Write down every entry below once more, exactly.

• [DATA LINES]

◆ ◆ ◆

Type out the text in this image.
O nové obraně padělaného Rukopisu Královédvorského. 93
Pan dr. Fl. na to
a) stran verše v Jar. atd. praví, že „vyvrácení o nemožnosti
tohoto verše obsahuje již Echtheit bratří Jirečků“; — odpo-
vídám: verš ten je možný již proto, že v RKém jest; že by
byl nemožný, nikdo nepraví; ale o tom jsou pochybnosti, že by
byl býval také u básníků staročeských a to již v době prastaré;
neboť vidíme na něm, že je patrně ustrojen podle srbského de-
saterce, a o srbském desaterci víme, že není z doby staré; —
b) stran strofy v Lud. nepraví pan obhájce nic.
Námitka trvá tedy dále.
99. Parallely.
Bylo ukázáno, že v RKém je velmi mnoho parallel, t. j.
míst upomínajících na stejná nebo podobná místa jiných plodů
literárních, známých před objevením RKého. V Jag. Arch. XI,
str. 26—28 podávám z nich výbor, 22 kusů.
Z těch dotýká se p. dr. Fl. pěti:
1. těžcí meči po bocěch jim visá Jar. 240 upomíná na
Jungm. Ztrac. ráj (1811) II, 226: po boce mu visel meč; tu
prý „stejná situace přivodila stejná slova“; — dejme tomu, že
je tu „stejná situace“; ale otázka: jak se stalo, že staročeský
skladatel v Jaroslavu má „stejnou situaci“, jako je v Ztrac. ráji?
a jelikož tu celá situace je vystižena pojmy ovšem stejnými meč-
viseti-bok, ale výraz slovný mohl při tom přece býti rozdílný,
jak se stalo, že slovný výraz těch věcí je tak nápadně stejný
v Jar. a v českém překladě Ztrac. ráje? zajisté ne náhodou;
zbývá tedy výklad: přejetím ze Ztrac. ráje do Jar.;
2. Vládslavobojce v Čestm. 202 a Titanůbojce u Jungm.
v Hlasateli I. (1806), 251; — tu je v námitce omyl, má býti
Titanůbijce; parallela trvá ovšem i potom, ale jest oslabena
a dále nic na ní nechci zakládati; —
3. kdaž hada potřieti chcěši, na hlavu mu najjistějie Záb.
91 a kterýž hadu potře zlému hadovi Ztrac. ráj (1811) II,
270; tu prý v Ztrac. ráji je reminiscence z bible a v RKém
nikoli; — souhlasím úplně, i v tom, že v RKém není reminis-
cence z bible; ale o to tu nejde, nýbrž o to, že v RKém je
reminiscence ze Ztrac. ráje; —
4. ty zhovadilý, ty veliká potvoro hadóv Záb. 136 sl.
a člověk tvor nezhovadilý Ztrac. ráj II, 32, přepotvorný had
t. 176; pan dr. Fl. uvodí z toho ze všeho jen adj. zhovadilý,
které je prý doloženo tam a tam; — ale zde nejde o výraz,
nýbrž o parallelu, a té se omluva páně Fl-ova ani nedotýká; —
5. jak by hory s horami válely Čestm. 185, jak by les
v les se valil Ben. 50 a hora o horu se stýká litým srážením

◆ ◆ ◆

• [SOLUTION TO THE PROBLEM]
Type out the text in this image.
O nové obraně padělaného Rukopisu Královédvorského. 93
Pan dr. Fl. na to
a) stran verše v Jar. atd. praví, že „vyvrácení o nemožnosti
tohoto verše obsahuje již Echtheit bratří Jirečků“; — odpo-
vídám: verš ten je možný již proto, že v RKém jest; že by
byl nemožný, nikdo nepraví; ale o tom jsou pochybnosti, že by
byl býval také u básníků staročeských a to již v době prastaré;
neboť vidíme na něm, že je patrně ustrojen podle srbského de-
saterce, a o srbském desaterci víme, že není z doby staré; —
b) stran strofy v Lud. nepraví pan obhájce nic.
Námitka trvá tedy dále.
99. Parallely.
Bylo ukázáno, že v RKém je velmi mnoho parallel, t. j.
míst upomínajících na stejná nebo podobná místa jiných plodů
literárních, známých před objevením RKého. V Jag. Arch. XI,
str. 26—28 podávám z nich výbor, 22 kusů.
Z těch dotýká se p. dr. Fl. pěti:
1. těžcí meči po bocěch jim visá Jar. 240 upomíná na
Jungm. Ztrac. ráj (1811) II, 226: po boce mu visel meč; tu
prý „stejná situace přivodila stejná slova“; — dejme tomu, že
je tu „stejná situace“; ale otázka: jak se stalo, že staročeský
skladatel v Jaroslavu má „stejnou situaci“, jako je v Ztrac. ráji?
a jelikož tu celá situace je vystižena pojmy ovšem stejnými meč-
viseti-bok, ale výraz slovný mohl při tom přece býti rozdílný,
jak se stalo, že slovný výraz těch věcí je tak nápadně stejný
v Jar. a v českém překladě Ztrac. ráje? zajisté ne náhodou;
zbývá tedy výklad: přejetím ze Ztrac. ráje do Jar.;
2. Vládslavobojce v Čestm. 202 a Titanůbojce u Jungm.
v Hlasateli I. (1806), 251; — tu je v námitce omyl, má býti
Titanůbijce; parallela trvá ovšem i potom, ale jest oslabena
a dále nic na ní nechci zakládati; —
3. kdaž hada potřieti chcěši, na hlavu mu najjistějie Záb.
91 a kterýž hadu potře zlému hadovi Ztrac. ráj (1811) II,
270; tu prý v Ztrac. ráji je reminiscence z bible a v RKém
nikoli; — souhlasím úplně, i v tom, že v RKém není reminis-
cence z bible; ale o to tu nejde, nýbrž o to, že v RKém je
reminiscence ze Ztrac. ráje; —
4. ty zhovadilý, ty veliká potvoro hadóv Záb. 136 sl.
a člověk tvor nezhovadilý Ztrac. ráj II, 32, přepotvorný had
t. 176; pan dr. Fl. uvodí z toho ze všeho jen adj. zhovadilý,
které je prý doloženo tam a tam; — ale zde nejde o výraz,
nýbrž o parallelu, a té se omluva páně Fl-ova ani nedotýká; —
5. jak by hory s horami válely Čestm. 185, jak by les
v les se valil Ben. 50 a hora o horu se stýká litým srážením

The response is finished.